→ Exercise description
Transcribe the records below exactly.

start

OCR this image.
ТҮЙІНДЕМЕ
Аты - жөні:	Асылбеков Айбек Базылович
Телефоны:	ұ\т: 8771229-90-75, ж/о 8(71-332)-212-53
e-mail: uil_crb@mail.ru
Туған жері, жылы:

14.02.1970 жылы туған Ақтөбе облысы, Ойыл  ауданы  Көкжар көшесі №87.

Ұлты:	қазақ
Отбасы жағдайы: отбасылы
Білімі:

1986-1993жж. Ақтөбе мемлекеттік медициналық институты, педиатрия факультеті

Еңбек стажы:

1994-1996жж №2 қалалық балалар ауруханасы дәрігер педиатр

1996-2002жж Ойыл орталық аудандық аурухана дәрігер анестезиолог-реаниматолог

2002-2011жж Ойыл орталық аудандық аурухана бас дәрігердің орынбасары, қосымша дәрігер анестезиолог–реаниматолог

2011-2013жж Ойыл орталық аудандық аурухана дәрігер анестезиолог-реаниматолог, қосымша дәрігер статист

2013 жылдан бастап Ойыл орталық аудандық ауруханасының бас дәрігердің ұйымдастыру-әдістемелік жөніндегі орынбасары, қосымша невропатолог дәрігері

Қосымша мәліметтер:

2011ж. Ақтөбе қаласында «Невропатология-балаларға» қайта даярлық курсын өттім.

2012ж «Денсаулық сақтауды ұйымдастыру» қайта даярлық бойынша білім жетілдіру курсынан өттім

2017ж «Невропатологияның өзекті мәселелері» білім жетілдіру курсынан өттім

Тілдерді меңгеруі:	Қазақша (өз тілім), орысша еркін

end

→ Exercise result
OCR this image.
ТҮЙІНДЕМЕ
Аты - жөні:	Асылбеков Айбек Базылович
Телефоны:	ұ\т: 8771229-90-75, ж/о 8(71-332)-212-53
e-mail: uil_crb@mail.ru
Туған жері, жылы:

14.02.1970 жылы туған Ақтөбе облысы, Ойыл  ауданы  Көкжар көшесі №87.

Ұлты:	қазақ
Отбасы жағдайы: отбасылы
Білімі:

1986-1993жж. Ақтөбе мемлекеттік медициналық институты, педиатрия факультеті

Еңбек стажы:

1994-1996жж №2 қалалық балалар ауруханасы дәрігер педиатр

1996-2002жж Ойыл орталық аудандық аурухана дәрігер анестезиолог-реаниматолог

2002-2011жж Ойыл орталық аудандық аурухана бас дәрігердің орынбасары, қосымша дәрігер анестезиолог–реаниматолог

2011-2013жж Ойыл орталық аудандық аурухана дәрігер анестезиолог-реаниматолог, қосымша дәрігер статист

2013 жылдан бастап Ойыл орталық аудандық ауруханасының бас дәрігердің ұйымдастыру-әдістемелік жөніндегі орынбасары, қосымша невропатолог дәрігері

Қосымша мәліметтер:

2011ж. Ақтөбе қаласында «Невропатология-балаларға» қайта даярлық курсын өттім.

2012ж «Денсаулық сақтауды ұйымдастыру» қайта даярлық бойынша білім жетілдіру курсынан өттім

2017ж «Невропатологияның өзекті мәселелері» білім жетілдіру курсынан өттім

Тілдерді меңгеруі:	Қазақша (өз тілім), орысша еркін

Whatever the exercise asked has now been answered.